*Work request A*
List every person named by name in the text below about the pianist Alexandre Tharaud.
*Work request B*
Print word for word the part of the text below about Alexandre Tharaud starting at "Born in Paris, Tharaud" and ending at "of Marguerite Long.".

*Extract provided*
=== Begin Enclosure ===

Alexandre Tharaud (born 9 December 1968) is a French pianist. He is active on the concert stage and has released a large and diverse discography.
Born in Paris, Tharaud discovered the music scene through his mother who was a dance teacher at the Opéra de Paris, and his father, an amateur director and singer of operettas. Tharaud thus appeared as a child in theatres around northern France, where the family spent many weekends. His grandfather was a violinist in Paris in the 1920s and 1930s. At the initiative of his parents, Alexandre started his piano studies at the age of five, and he entered Conservatory of the 14th Arrondissement, where his teacher was Carmen Taccon-Devenat, a student of Marguerite Long.

=== End Enclosure ===

*Record extracts*
=== Begin Enclosure ===

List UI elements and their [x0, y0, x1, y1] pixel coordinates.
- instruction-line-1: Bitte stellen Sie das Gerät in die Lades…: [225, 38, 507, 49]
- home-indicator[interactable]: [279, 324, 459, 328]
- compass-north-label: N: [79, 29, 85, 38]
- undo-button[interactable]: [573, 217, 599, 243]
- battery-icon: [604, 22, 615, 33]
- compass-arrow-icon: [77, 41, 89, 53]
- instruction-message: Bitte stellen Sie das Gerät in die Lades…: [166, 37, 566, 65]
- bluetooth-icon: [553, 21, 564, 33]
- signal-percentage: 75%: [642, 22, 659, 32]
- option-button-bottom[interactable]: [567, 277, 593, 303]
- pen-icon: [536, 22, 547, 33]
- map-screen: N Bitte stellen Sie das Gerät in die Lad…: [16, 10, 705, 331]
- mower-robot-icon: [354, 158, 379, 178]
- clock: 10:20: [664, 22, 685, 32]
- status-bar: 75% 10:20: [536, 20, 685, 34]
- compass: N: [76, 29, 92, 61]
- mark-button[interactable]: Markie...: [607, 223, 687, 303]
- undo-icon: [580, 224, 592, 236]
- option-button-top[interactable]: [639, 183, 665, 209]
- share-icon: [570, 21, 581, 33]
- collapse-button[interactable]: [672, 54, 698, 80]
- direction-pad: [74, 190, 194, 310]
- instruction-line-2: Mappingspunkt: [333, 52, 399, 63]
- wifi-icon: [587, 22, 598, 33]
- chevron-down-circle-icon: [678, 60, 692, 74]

=== End Enclosure ===

*Exercise response A*
Alexandre Tharaud
Carmen Taccon-Devenat
Marguerite Long

*Exercise response B*
Born in Paris, Tharaud discovered the music scene through his mother who was a dance teacher at the Opéra de Paris, and his father, an amateur director and singer of operettas. Tharaud thus appeared as a child in theatres around northern France, where the family spent many weekends. His grandfather was a violinist in Paris in the 1920s and 1930s. At the initiative of his parents, Alexandre started his piano studies at the age of five, and he entered Conservatory of the 14th Arrondissement, where his teacher was Carmen Taccon-Devenat, a student of Marguerite Long.